-- Excerpts from a figure dataset --
==========

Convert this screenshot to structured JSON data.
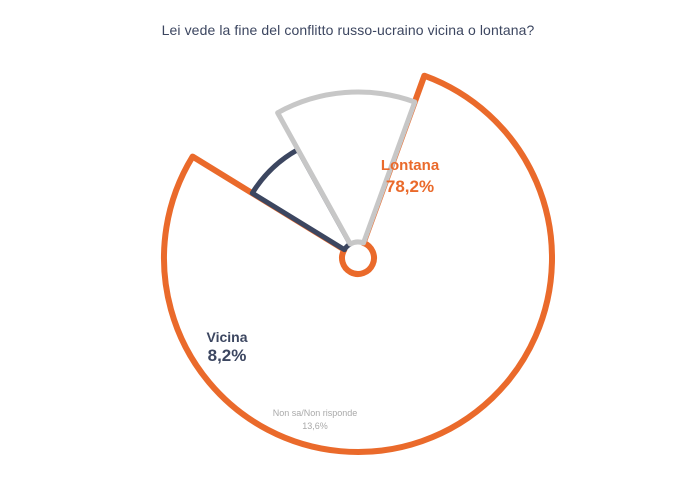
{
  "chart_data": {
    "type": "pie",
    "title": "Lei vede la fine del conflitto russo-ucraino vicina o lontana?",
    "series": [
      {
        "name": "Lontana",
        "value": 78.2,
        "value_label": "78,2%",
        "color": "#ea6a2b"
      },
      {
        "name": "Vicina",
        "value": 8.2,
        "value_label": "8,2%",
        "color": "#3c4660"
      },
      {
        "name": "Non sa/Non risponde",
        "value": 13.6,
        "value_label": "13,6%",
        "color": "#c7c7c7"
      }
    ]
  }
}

==========

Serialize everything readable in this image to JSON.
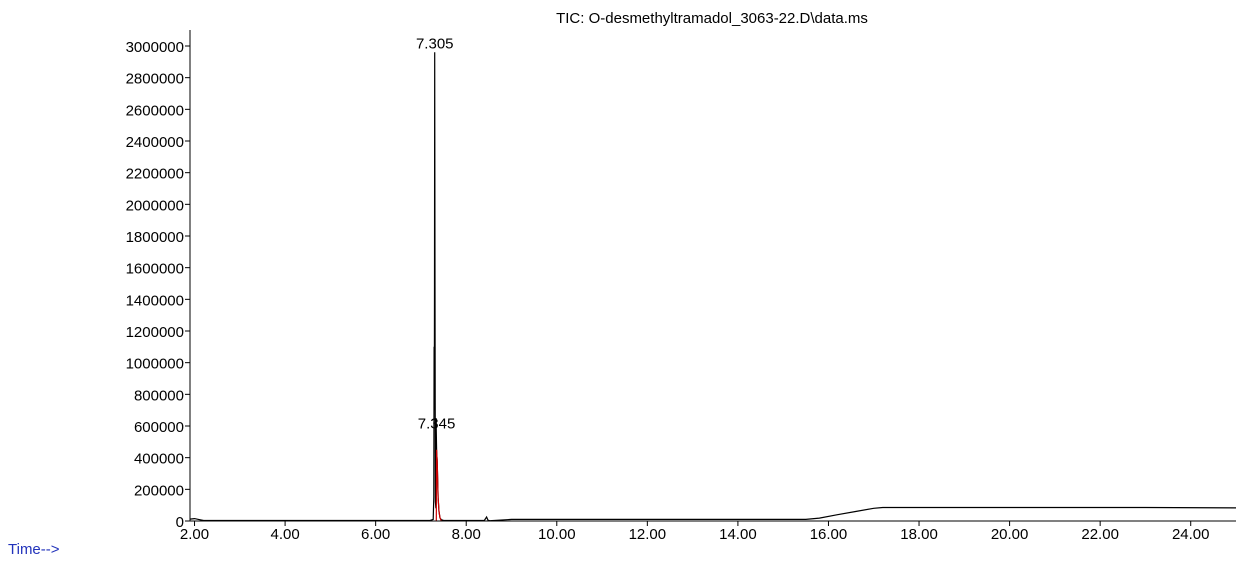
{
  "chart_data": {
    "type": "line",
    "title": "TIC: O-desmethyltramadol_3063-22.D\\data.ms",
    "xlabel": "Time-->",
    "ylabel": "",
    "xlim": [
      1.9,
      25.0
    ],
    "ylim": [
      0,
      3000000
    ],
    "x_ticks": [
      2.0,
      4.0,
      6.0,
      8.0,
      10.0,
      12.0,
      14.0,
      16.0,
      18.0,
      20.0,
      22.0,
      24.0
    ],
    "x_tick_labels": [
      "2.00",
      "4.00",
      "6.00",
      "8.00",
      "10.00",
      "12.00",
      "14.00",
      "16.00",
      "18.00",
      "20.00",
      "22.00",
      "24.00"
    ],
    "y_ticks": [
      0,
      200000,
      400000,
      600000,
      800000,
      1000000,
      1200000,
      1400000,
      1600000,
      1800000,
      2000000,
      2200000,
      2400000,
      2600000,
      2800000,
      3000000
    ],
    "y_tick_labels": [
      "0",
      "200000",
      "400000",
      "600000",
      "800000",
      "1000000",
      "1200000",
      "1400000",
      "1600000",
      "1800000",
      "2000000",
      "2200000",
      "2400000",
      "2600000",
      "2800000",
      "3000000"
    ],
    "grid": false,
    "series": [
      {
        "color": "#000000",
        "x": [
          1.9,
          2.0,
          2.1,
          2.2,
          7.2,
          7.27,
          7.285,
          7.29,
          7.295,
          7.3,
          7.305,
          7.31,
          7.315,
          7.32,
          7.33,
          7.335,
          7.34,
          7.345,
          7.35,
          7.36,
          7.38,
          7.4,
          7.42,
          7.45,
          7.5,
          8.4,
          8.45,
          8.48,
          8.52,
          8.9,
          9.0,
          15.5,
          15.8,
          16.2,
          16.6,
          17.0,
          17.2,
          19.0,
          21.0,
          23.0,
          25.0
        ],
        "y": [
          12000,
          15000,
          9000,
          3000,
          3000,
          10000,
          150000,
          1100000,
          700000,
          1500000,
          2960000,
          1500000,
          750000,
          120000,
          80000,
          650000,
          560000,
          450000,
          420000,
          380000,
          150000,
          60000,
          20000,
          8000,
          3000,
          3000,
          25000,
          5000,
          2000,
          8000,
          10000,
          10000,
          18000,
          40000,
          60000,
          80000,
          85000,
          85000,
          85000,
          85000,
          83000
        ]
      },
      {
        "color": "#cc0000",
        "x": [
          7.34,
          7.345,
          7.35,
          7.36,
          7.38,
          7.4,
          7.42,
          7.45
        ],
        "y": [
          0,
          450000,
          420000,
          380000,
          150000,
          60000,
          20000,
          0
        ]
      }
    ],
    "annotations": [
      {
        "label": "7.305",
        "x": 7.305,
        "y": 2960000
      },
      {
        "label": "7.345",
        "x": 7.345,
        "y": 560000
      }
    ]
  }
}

==========

-- What the task requires --
Gather each line of the listing containing the word "this" and show it.

-- Task solution --
Convert this screenshot to structured JSON data.
Serialize everything readable in this image to JSON.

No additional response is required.